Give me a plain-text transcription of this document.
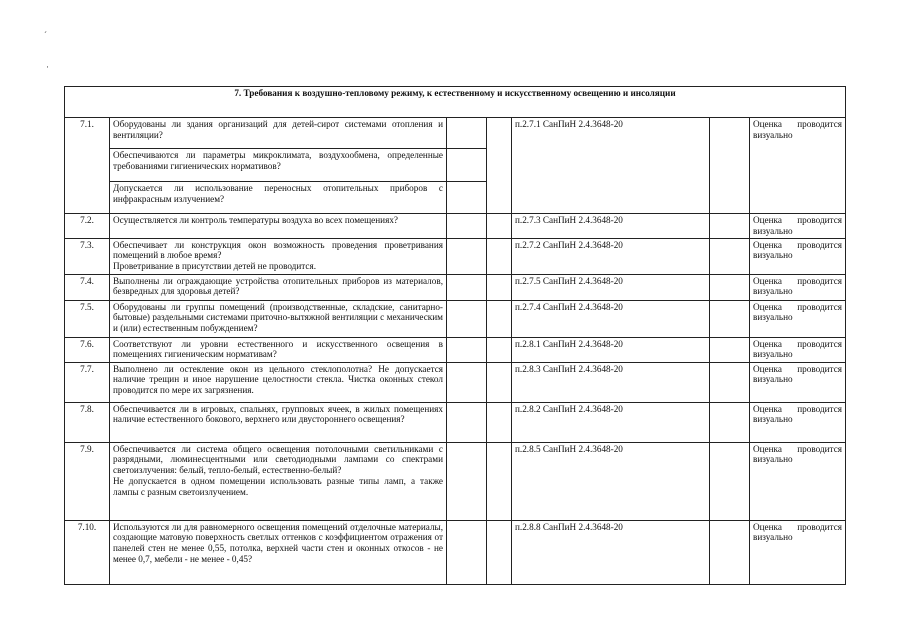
´
·
7. Требования к воздушно-тепловому режиму, к естественному и искусственному освещению и инсоляции						
7.1.	Оборудованы ли здания организаций для детей-сирот системами отопления и вентиляции?			п.2.7.1 СанПиН 2.4.3648-20		Оценка проводится визуально
	Обеспечиваются ли параметры микроклимата, воздухообмена, определенные требованиями гигиенических нормативов?					
	Допускается ли использование переносных отопительных приборов с инфракрасным излучением?					
7.2.	Осуществляется ли контроль температуры воздуха во всех помещениях?			п.2.7.3 СанПиН 2.4.3648-20		Оценка проводится визуально
7.3.	Обеспечивает ли конструкция окон возможность проведения проветривания помещений в любое время?
Проветривание в присутствии детей не проводится.			п.2.7.2 СанПиН 2.4.3648-20		Оценка проводится визуально
7.4.	Выполнены ли ограждающие устройства отопительных приборов из материалов, безвредных для здоровья детей?			п.2.7.5 СанПиН 2.4.3648-20		Оценка проводится визуально
7.5.	Оборудованы ли группы помещений (производственные, складские, санитарно-бытовые) раздельными системами приточно-вытяжной вентиляции с механическим и (или) естественным побуждением?			п.2.7.4 СанПиН 2.4.3648-20		Оценка проводится визуально
7.6.	Соответствуют ли уровни естественного и искусственного освещения в помещениях гигиеническим нормативам?			п.2.8.1 СанПиН 2.4.3648-20		Оценка проводится визуально
7.7.	Выполнено ли остекление окон из цельного стеклополотна? Не допускается наличие трещин и иное нарушение целостности стекла. Чистка оконных стекол проводится по мере их загрязнения.			п.2.8.3 СанПиН 2.4.3648-20		Оценка проводится визуально
7.8.	Обеспечивается ли в игровых, спальнях, групповых ячеек, в жилых помещениях наличие естественного бокового, верхнего или двустороннего освещения?			п.2.8.2 СанПиН 2.4.3648-20		Оценка проводится визуально
7.9.	Обеспечивается ли система общего освещения потолочными светильниками с разрядными, люминесцентными или светодиодными лампами со спектрами светоизлучения: белый, тепло-белый, естественно-белый?
Не допускается в одном помещении использовать разные типы ламп, а также лампы с разным светоизлучением.			п.2.8.5 СанПиН 2.4.3648-20		Оценка проводится визуально
7.10.	Используются ли для равномерного освещения помещений отделочные материалы, создающие матовую поверхность светлых оттенков с коэффициентом отражения от панелей стен не менее 0,55, потолка, верхней части стен и оконных откосов - не менее 0,7, мебели - не менее - 0,45?			п.2.8.8 СанПиН 2.4.3648-20		Оценка проводится визуально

--

**WHAT IS REQUIRED**
Copy, from the material above, each line in which the string "СанПиН" occurs.

**EXERCISE RESPONSE**
7.1.	Оборудованы ли здания организаций для детей-сирот системами отопления и вентиляции?			п.2.7.1 СанПиН 2.4.3648-20		Оценка проводится визуально
7.2.	Осуществляется ли контроль температуры воздуха во всех помещениях?			п.2.7.3 СанПиН 2.4.3648-20		Оценка проводится визуально
Проветривание в присутствии детей не проводится.			п.2.7.2 СанПиН 2.4.3648-20		Оценка проводится визуально
7.4.	Выполнены ли ограждающие устройства отопительных приборов из материалов, безвредных для здоровья детей?			п.2.7.5 СанПиН 2.4.3648-20		Оценка проводится визуально
7.5.	Оборудованы ли группы помещений (производственные, складские, санитарно-бытовые) раздельными системами приточно-вытяжной вентиляции с механическим и (или) естественным побуждением?			п.2.7.4 СанПиН 2.4.3648-20		Оценка проводится визуально
7.6.	Соответствуют ли уровни естественного и искусственного освещения в помещениях гигиеническим нормативам?			п.2.8.1 СанПиН 2.4.3648-20		Оценка проводится визуально
7.7.	Выполнено ли остекление окон из цельного стеклополотна? Не допускается наличие трещин и иное нарушение целостности стекла. Чистка оконных стекол проводится по мере их загрязнения.			п.2.8.3 СанПиН 2.4.3648-20		Оценка проводится визуально
7.8.	Обеспечивается ли в игровых, спальнях, групповых ячеек, в жилых помещениях наличие естественного бокового, верхнего или двустороннего освещения?			п.2.8.2 СанПиН 2.4.3648-20		Оценка проводится визуально
Не допускается в одном помещении использовать разные типы ламп, а также лампы с разным светоизлучением.			п.2.8.5 СанПиН 2.4.3648-20		Оценка проводится визуально
7.10.	Используются ли для равномерного освещения помещений отделочные материалы, создающие матовую поверхность светлых оттенков с коэффициентом отражения от панелей стен не менее 0,55, потолка, верхней части стен и оконных откосов - не менее 0,7, мебели - не менее - 0,45?			п.2.8.8 СанПиН 2.4.3648-20		Оценка проводится визуально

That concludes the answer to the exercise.